§ WHAT THE TASK ASKS: Extract every line that contains the word "cerchio".
◆ ◆ ◆ ◆ ◆
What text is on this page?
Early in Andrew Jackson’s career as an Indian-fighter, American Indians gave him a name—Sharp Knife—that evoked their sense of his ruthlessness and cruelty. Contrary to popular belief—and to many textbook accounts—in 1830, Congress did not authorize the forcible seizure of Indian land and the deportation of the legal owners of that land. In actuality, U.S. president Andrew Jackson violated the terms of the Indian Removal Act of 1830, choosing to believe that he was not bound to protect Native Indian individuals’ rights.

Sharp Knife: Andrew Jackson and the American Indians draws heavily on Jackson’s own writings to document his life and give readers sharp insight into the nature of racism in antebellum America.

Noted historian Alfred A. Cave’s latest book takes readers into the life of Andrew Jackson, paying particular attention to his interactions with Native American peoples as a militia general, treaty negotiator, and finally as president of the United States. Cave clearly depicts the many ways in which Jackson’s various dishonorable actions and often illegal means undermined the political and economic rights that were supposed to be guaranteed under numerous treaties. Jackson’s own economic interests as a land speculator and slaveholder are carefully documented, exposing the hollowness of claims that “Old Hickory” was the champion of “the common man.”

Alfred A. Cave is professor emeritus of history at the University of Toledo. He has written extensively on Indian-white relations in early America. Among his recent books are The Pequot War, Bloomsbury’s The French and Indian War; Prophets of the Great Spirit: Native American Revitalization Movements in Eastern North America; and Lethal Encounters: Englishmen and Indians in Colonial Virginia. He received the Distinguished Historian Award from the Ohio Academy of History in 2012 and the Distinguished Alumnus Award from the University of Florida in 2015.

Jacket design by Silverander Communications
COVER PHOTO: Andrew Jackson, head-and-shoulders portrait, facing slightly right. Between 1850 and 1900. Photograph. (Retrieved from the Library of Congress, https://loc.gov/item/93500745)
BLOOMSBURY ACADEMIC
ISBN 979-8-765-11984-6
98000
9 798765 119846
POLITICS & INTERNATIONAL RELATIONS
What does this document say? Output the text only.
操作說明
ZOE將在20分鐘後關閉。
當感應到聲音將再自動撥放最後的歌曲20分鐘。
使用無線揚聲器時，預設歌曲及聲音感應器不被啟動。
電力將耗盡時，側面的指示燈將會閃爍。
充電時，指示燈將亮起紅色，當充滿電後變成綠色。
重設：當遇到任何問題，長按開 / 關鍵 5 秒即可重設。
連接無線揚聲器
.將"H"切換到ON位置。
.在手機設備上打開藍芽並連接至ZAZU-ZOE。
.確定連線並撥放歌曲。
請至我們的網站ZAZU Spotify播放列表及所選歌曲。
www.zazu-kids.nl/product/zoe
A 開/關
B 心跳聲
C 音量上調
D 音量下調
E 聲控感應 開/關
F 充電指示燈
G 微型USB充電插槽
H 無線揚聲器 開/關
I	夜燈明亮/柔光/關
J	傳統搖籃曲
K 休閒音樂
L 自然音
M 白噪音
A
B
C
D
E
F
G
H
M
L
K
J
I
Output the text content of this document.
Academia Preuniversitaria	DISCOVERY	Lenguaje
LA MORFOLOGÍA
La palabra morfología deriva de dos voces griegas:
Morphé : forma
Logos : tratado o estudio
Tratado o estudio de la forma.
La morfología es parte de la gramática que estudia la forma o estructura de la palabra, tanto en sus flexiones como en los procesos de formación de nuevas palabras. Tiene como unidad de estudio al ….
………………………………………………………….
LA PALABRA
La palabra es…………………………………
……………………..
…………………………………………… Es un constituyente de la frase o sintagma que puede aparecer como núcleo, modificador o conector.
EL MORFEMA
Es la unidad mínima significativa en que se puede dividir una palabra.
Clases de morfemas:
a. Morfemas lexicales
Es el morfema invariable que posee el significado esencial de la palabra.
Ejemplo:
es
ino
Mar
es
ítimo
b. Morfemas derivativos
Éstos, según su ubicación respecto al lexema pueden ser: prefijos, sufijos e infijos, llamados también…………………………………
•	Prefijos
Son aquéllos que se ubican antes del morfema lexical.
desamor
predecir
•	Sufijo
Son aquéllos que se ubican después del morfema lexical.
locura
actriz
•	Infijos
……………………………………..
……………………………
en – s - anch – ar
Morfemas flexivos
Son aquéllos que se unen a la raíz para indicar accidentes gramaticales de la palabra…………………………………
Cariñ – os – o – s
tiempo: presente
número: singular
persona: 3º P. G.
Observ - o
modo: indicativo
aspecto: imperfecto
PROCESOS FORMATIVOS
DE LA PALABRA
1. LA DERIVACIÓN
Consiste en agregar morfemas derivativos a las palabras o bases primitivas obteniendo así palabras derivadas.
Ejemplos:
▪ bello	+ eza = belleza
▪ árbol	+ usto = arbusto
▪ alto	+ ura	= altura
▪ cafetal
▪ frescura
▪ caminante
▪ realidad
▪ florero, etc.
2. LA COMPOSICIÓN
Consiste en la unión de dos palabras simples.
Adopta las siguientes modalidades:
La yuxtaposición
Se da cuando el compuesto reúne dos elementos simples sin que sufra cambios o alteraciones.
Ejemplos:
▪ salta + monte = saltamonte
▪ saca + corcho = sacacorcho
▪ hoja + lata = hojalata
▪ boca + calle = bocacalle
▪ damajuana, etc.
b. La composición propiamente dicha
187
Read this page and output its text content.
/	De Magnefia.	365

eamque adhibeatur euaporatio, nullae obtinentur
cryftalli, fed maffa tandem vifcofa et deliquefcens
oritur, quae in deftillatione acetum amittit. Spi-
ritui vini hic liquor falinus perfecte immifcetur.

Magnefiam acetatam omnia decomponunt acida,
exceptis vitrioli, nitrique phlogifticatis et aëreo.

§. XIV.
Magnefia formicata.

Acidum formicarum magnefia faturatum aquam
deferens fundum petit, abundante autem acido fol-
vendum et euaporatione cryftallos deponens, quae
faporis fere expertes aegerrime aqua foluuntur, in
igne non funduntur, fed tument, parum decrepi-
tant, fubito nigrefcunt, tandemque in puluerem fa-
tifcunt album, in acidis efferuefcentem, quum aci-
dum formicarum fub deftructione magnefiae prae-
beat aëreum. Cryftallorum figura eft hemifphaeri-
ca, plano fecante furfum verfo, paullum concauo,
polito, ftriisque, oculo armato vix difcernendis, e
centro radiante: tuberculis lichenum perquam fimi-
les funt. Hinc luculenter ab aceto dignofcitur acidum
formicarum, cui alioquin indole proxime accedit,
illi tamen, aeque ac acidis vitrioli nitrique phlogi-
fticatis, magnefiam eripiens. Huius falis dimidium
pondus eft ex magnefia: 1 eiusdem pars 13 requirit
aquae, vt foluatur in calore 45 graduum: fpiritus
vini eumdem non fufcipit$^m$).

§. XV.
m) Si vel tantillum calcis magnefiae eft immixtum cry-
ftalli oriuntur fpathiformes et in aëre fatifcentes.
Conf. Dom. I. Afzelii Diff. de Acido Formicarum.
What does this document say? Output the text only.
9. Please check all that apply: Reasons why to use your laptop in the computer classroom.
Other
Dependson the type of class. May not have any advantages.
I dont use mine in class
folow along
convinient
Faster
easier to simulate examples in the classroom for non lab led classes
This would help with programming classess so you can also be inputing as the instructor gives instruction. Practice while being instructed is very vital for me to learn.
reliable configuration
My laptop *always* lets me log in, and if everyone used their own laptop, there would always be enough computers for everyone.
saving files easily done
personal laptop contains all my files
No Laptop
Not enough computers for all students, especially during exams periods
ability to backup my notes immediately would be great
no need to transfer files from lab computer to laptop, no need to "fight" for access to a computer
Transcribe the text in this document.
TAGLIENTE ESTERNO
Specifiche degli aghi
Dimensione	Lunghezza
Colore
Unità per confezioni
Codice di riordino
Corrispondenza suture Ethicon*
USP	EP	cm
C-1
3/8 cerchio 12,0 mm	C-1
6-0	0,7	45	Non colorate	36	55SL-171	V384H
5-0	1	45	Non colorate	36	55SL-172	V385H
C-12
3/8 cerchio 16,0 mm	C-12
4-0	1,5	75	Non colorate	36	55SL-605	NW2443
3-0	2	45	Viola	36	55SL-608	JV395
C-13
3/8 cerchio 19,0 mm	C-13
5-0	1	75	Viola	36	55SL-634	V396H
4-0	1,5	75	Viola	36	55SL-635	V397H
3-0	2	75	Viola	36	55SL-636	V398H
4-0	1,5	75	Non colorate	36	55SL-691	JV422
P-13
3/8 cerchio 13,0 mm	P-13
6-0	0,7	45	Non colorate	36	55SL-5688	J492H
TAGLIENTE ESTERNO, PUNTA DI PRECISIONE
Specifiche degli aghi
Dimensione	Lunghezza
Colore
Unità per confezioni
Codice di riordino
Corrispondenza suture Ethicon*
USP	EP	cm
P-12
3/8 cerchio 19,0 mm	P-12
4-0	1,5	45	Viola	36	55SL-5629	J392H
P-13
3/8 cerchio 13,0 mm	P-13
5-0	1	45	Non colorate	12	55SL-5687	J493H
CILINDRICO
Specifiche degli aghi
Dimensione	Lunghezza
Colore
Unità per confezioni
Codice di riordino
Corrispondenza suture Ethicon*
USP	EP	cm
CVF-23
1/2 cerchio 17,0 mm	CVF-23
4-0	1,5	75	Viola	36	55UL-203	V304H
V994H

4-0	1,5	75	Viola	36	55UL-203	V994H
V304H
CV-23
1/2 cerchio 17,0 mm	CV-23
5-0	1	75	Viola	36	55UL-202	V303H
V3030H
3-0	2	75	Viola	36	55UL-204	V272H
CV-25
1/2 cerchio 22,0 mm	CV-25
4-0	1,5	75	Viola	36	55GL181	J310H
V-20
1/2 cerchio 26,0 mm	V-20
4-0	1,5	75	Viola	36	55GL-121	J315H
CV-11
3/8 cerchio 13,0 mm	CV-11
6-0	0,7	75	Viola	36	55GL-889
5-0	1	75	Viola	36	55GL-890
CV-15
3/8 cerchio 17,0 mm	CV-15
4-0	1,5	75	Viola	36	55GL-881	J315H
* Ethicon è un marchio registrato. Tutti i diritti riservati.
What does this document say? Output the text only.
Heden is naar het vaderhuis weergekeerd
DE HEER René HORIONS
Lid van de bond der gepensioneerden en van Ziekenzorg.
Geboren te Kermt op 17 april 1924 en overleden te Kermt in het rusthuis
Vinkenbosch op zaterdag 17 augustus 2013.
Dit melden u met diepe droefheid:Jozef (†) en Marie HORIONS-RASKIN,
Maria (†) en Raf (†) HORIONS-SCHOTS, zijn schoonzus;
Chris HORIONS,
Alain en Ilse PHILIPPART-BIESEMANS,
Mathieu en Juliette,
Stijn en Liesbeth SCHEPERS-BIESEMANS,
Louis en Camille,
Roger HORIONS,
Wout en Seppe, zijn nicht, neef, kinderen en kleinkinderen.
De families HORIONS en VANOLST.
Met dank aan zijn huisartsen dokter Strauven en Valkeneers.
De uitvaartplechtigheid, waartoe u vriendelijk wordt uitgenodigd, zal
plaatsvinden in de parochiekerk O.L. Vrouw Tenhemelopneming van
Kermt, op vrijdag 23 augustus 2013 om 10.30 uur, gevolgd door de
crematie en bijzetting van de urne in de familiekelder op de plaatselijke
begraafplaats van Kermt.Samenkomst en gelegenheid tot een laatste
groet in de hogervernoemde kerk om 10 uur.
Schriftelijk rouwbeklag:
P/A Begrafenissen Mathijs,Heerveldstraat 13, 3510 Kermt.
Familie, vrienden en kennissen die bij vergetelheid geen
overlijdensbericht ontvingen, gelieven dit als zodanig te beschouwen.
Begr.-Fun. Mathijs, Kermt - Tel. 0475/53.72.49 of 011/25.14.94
◆ ◆ ◆ ◆ ◆
§ EXPECTED ANSWER:
3/8 cerchio 12,0 mm	C-1
3/8 cerchio 16,0 mm	C-12
3/8 cerchio 19,0 mm	C-13
3/8 cerchio 13,0 mm	P-13
3/8 cerchio 19,0 mm	P-12
3/8 cerchio 13,0 mm	P-13
1/2 cerchio 17,0 mm	CVF-23
1/2 cerchio 17,0 mm	CV-23
1/2 cerchio 22,0 mm	CV-25
1/2 cerchio 26,0 mm	V-20
3/8 cerchio 13,0 mm	CV-11
3/8 cerchio 17,0 mm	CV-15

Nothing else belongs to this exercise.